*EXCERPTED RECORDS*:
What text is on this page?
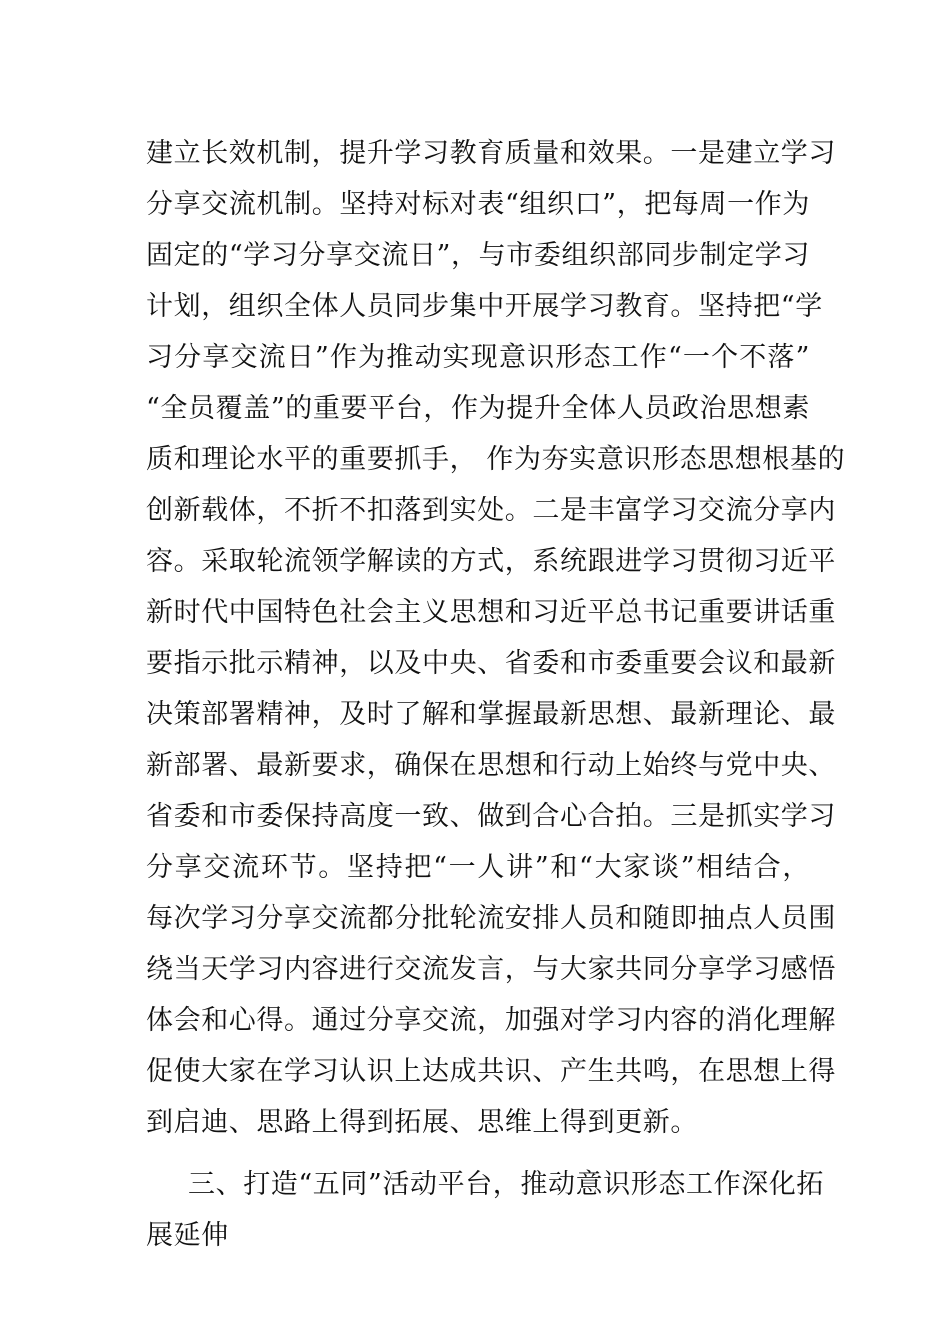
建立长效机制，提升学习教育质量和效果。一是建立学习
分享交流机制。坚持对标对表“组织口”，把每周一作为
固定的“学习分享交流日”，与市委组织部同步制定学习
计划，组织全体人员同步集中开展学习教育。坚持把“学
习分享交流日”作为推动实现意识形态工作“一个不落”
“全员覆盖”的重要平台，作为提升全体人员政治思想素
质和理论水平的重要抓手， 作为夯实意识形态思想根基的
创新载体，不折不扣落到实处。二是丰富学习交流分享内
容。采取轮流领学解读的方式，系统跟进学习贯彻习近平
新时代中国特色社会主义思想和习近平总书记重要讲话重
要指示批示精神，以及中央、省委和市委重要会议和最新
决策部署精神，及时了解和掌握最新思想、最新理论、最
新部署、最新要求，确保在思想和行动上始终与党中央、
省委和市委保持高度一致、做到合心合拍。三是抓实学习
分享交流环节。坚持把“一人讲”和“大家谈”相结合，
每次学习分享交流都分批轮流安排人员和随即抽点人员围
绕当天学习内容进行交流发言，与大家共同分享学习感悟
体会和心得。通过分享交流，加强对学习内容的消化理解
促使大家在学习认识上达成共识、产生共鸣，在思想上得
到启迪、思路上得到拓展、思维上得到更新。
三、打造“五同”活动平台，推动意识形态工作深化拓
展延伸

*REQUEST*: Transcribe the full listing above exactly as it stands, minus the pictures.

*WRITTEN ANSWER*:
What text is on this page?
建立长效机制，提升学习教育质量和效果。一是建立学习
分享交流机制。坚持对标对表“组织口”，把每周一作为
固定的“学习分享交流日”，与市委组织部同步制定学习
计划，组织全体人员同步集中开展学习教育。坚持把“学
习分享交流日”作为推动实现意识形态工作“一个不落”
“全员覆盖”的重要平台，作为提升全体人员政治思想素
质和理论水平的重要抓手， 作为夯实意识形态思想根基的
创新载体，不折不扣落到实处。二是丰富学习交流分享内
容。采取轮流领学解读的方式，系统跟进学习贯彻习近平
新时代中国特色社会主义思想和习近平总书记重要讲话重
要指示批示精神，以及中央、省委和市委重要会议和最新
决策部署精神，及时了解和掌握最新思想、最新理论、最
新部署、最新要求，确保在思想和行动上始终与党中央、
省委和市委保持高度一致、做到合心合拍。三是抓实学习
分享交流环节。坚持把“一人讲”和“大家谈”相结合，
每次学习分享交流都分批轮流安排人员和随即抽点人员围
绕当天学习内容进行交流发言，与大家共同分享学习感悟
体会和心得。通过分享交流，加强对学习内容的消化理解
促使大家在学习认识上达成共识、产生共鸣，在思想上得
到启迪、思路上得到拓展、思维上得到更新。
三、打造“五同”活动平台，推动意识形态工作深化拓
展延伸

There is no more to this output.